[Instruction]: Make an exact copy of all the entries below, with the pictures left out.

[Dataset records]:
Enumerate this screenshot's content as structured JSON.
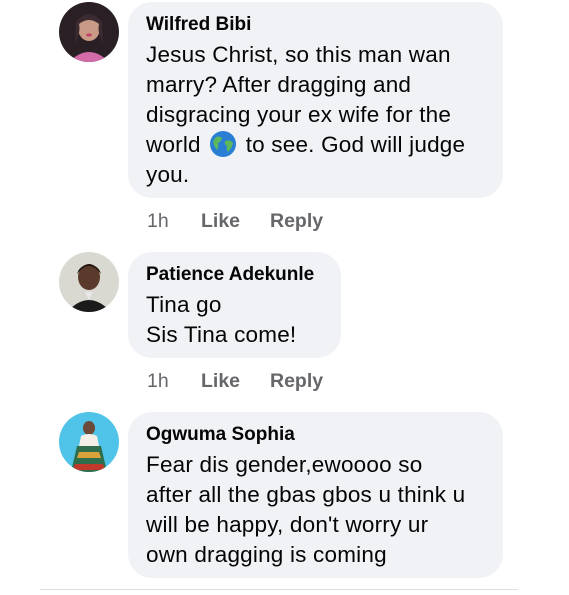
{
  "comments": [
    {
      "author": "Wilfred Bibi",
      "lines": [
        "Jesus Christ, so this man wan",
        "marry? After dragging and",
        "disgracing your ex wife for the"
      ],
      "line4_before": "world",
      "line4_emoji": "globe-emoji",
      "line4_after": "to see. God will judge",
      "line5": "you.",
      "time": "1h",
      "like": "Like",
      "reply": "Reply"
    },
    {
      "author": "Patience Adekunle",
      "lines": [
        "Tina go",
        "Sis Tina come!"
      ],
      "time": "1h",
      "like": "Like",
      "reply": "Reply"
    },
    {
      "author": "Ogwuma Sophia",
      "lines": [
        "Fear dis gender,ewoooo so",
        "after all the gbas gbos u think u",
        "will be happy, don't worry ur",
        "own dragging is coming"
      ]
    }
  ],
  "colors": {
    "bubble": "#f0f2f5",
    "action_text": "#65676b",
    "text": "#050505"
  }
}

[Solution to the problem]:
Enumerate this screenshot's content as structured JSON.
{
  "comments": [
    {
      "author": "Wilfred Bibi",
      "lines": [
        "Jesus Christ, so this man wan",
        "marry? After dragging and",
        "disgracing your ex wife for the"
      ],
      "line4_before": "world",
      "line4_emoji": "globe-emoji",
      "line4_after": "to see. God will judge",
      "line5": "you.",
      "time": "1h",
      "like": "Like",
      "reply": "Reply"
    },
    {
      "author": "Patience Adekunle",
      "lines": [
        "Tina go",
        "Sis Tina come!"
      ],
      "time": "1h",
      "like": "Like",
      "reply": "Reply"
    },
    {
      "author": "Ogwuma Sophia",
      "lines": [
        "Fear dis gender,ewoooo so",
        "after all the gbas gbos u think u",
        "will be happy, don't worry ur",
        "own dragging is coming"
      ]
    }
  ],
  "colors": {
    "bubble": "#f0f2f5",
    "action_text": "#65676b",
    "text": "#050505"
  }
}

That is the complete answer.